__What needs to be done__. Provide only the number of lines in the data below that contain the word "noise".

-- Data for this exercise start --

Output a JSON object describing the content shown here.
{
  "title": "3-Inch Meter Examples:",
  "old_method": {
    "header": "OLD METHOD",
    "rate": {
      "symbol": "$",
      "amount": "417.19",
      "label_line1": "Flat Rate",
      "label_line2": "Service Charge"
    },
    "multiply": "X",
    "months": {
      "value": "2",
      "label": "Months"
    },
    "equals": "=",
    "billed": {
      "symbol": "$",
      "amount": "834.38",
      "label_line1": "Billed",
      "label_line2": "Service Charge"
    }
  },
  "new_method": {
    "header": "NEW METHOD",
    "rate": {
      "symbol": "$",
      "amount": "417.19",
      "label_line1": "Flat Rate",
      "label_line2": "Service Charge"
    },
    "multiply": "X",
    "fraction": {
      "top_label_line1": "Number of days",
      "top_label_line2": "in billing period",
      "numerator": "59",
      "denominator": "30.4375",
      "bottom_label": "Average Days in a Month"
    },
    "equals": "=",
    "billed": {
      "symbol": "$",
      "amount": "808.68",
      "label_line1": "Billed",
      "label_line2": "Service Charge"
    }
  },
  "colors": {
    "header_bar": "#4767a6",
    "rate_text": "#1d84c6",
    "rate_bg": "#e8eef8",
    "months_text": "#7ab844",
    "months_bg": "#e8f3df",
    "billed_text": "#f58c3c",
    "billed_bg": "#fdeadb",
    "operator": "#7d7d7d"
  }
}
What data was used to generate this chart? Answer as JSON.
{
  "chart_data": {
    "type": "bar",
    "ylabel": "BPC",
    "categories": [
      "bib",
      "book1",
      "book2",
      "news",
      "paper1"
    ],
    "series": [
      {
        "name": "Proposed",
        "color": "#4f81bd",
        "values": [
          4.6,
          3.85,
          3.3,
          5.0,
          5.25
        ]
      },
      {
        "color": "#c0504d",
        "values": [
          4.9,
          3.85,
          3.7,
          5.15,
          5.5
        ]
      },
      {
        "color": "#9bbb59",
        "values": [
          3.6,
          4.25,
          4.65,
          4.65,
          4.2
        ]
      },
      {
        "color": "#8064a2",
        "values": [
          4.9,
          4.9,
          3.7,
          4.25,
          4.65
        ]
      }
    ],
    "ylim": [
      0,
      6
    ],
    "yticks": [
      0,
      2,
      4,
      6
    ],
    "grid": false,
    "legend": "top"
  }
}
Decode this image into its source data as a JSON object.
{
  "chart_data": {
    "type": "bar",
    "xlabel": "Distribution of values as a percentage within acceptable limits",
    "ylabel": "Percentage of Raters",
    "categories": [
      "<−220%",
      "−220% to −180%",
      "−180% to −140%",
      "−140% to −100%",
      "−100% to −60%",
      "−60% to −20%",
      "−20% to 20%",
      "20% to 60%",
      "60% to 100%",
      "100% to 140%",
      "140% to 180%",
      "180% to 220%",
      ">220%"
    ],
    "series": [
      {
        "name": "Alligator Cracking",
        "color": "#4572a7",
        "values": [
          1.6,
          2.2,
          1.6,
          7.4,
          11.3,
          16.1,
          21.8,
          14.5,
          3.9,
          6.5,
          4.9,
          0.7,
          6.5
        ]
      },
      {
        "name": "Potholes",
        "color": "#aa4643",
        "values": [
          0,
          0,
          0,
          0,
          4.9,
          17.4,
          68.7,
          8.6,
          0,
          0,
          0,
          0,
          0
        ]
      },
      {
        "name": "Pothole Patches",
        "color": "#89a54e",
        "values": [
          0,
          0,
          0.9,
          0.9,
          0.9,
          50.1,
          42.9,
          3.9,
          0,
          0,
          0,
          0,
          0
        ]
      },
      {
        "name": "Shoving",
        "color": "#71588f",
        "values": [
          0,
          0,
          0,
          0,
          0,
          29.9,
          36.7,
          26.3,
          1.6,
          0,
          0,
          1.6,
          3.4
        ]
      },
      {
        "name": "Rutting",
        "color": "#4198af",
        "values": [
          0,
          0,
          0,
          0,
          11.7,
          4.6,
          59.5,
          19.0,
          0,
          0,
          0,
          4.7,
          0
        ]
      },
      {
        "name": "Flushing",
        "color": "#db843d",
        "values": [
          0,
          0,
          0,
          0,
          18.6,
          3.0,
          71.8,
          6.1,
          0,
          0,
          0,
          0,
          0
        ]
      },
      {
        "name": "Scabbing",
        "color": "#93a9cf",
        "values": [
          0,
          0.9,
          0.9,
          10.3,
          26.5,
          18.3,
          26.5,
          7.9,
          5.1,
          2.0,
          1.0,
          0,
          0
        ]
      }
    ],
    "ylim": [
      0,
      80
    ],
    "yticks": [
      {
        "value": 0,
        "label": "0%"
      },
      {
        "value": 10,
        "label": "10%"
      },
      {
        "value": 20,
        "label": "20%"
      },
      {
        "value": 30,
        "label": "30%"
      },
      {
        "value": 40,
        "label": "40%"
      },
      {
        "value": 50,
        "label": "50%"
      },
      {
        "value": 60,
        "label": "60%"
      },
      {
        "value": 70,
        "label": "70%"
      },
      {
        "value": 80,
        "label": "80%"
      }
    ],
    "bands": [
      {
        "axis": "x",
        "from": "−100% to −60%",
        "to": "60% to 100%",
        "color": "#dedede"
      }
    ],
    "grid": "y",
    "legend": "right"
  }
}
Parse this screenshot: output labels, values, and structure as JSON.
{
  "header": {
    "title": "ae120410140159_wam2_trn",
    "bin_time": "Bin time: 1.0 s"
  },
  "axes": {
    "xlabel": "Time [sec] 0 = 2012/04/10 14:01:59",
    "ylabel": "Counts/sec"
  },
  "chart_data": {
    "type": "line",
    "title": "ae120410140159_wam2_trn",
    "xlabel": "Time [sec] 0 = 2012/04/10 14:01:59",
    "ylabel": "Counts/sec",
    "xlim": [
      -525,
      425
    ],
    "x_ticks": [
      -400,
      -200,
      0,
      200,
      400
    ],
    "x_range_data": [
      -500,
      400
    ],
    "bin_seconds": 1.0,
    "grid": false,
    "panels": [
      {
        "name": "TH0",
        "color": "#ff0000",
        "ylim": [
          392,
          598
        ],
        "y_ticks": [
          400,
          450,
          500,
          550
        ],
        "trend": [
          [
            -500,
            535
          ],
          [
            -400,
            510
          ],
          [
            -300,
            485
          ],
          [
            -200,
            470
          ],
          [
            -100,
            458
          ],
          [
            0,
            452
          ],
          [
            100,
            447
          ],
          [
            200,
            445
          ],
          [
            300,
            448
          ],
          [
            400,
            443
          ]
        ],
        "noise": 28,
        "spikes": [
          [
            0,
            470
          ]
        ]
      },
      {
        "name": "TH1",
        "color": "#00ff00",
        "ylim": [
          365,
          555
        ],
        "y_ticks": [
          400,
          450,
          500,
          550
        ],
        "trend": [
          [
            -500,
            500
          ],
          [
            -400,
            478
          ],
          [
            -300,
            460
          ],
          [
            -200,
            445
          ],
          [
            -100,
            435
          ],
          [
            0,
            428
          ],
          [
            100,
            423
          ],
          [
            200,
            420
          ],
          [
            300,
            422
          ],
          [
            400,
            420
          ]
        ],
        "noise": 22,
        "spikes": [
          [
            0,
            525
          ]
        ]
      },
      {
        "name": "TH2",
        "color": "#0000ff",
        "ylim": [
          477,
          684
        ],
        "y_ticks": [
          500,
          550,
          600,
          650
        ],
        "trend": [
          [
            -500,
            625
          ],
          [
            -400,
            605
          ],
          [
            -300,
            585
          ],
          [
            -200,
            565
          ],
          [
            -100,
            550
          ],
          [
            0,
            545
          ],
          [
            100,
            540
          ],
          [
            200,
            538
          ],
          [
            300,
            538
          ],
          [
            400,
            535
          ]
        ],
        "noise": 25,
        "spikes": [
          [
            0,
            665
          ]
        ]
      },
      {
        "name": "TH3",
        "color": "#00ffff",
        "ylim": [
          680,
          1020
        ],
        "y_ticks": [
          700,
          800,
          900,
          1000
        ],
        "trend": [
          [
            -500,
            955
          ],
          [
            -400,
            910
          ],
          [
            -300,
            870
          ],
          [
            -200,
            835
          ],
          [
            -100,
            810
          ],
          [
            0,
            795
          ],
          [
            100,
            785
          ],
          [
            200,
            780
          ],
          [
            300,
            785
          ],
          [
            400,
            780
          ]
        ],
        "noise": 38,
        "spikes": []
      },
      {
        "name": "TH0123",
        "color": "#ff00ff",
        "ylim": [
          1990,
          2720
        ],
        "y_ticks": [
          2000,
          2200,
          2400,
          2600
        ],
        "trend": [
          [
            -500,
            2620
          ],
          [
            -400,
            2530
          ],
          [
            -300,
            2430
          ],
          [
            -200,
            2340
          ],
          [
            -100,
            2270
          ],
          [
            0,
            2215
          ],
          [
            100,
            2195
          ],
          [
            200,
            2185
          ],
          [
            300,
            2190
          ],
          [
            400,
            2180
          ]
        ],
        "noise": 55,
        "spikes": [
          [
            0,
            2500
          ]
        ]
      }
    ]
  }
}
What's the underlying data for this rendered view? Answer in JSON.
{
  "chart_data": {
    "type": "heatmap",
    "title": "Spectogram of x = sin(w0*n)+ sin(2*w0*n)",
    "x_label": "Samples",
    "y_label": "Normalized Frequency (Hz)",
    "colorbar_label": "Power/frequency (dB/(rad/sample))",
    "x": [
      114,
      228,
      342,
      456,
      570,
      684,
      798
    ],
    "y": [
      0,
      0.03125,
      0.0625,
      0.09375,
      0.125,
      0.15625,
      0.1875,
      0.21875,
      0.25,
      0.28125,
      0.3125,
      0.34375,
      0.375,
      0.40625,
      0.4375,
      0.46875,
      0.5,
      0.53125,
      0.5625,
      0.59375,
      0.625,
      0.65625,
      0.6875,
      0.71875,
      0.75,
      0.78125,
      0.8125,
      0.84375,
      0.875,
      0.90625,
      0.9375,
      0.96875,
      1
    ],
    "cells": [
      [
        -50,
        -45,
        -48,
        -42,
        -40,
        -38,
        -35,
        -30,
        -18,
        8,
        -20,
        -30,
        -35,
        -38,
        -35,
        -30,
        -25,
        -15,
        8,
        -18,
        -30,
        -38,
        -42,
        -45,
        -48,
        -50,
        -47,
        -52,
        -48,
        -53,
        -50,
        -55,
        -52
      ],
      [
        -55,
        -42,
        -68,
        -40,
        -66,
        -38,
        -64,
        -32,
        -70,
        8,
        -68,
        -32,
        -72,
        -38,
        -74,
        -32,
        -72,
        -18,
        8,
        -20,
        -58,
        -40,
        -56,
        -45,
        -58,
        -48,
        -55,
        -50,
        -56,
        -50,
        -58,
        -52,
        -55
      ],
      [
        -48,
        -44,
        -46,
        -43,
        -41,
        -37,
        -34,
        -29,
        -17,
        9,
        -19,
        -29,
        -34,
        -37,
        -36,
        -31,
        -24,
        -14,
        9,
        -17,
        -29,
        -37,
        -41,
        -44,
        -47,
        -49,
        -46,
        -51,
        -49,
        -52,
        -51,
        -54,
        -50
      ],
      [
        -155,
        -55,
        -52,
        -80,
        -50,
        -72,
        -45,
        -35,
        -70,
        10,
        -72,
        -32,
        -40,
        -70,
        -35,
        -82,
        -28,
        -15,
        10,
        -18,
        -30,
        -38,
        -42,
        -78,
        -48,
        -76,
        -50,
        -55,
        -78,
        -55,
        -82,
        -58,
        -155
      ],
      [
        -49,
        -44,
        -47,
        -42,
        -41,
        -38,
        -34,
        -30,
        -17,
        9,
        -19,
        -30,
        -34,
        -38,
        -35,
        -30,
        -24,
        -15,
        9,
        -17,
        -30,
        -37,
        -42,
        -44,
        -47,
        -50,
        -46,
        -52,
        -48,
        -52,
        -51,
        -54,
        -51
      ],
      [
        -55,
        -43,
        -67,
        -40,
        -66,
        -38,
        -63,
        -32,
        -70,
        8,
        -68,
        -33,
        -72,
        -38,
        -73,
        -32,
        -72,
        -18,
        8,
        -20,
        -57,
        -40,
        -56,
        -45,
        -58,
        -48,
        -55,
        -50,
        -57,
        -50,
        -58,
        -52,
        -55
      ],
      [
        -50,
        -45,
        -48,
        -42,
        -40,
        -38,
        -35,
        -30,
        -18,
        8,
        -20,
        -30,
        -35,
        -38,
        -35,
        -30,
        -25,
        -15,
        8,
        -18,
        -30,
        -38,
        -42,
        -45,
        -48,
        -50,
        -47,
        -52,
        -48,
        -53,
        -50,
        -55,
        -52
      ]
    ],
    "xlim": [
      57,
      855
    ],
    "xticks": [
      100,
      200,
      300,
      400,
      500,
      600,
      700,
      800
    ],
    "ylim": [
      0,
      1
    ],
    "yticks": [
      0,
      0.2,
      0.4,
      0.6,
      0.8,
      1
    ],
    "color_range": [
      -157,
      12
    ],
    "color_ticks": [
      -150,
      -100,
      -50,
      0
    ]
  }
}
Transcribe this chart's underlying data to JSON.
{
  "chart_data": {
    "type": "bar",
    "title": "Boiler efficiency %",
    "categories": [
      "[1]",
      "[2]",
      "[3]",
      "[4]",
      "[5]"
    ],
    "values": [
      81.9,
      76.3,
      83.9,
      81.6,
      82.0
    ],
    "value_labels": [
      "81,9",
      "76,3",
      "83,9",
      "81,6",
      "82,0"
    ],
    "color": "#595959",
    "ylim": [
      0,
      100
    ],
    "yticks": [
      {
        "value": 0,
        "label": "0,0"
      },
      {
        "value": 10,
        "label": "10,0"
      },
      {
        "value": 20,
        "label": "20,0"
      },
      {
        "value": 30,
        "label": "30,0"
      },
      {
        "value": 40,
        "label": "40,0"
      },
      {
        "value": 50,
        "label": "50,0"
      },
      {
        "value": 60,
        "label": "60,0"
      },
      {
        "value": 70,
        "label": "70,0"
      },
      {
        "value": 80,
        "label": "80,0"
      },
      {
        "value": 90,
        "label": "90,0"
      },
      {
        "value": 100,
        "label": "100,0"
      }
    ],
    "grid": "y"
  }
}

-- Data for this exercise end --

__Written solution__. 5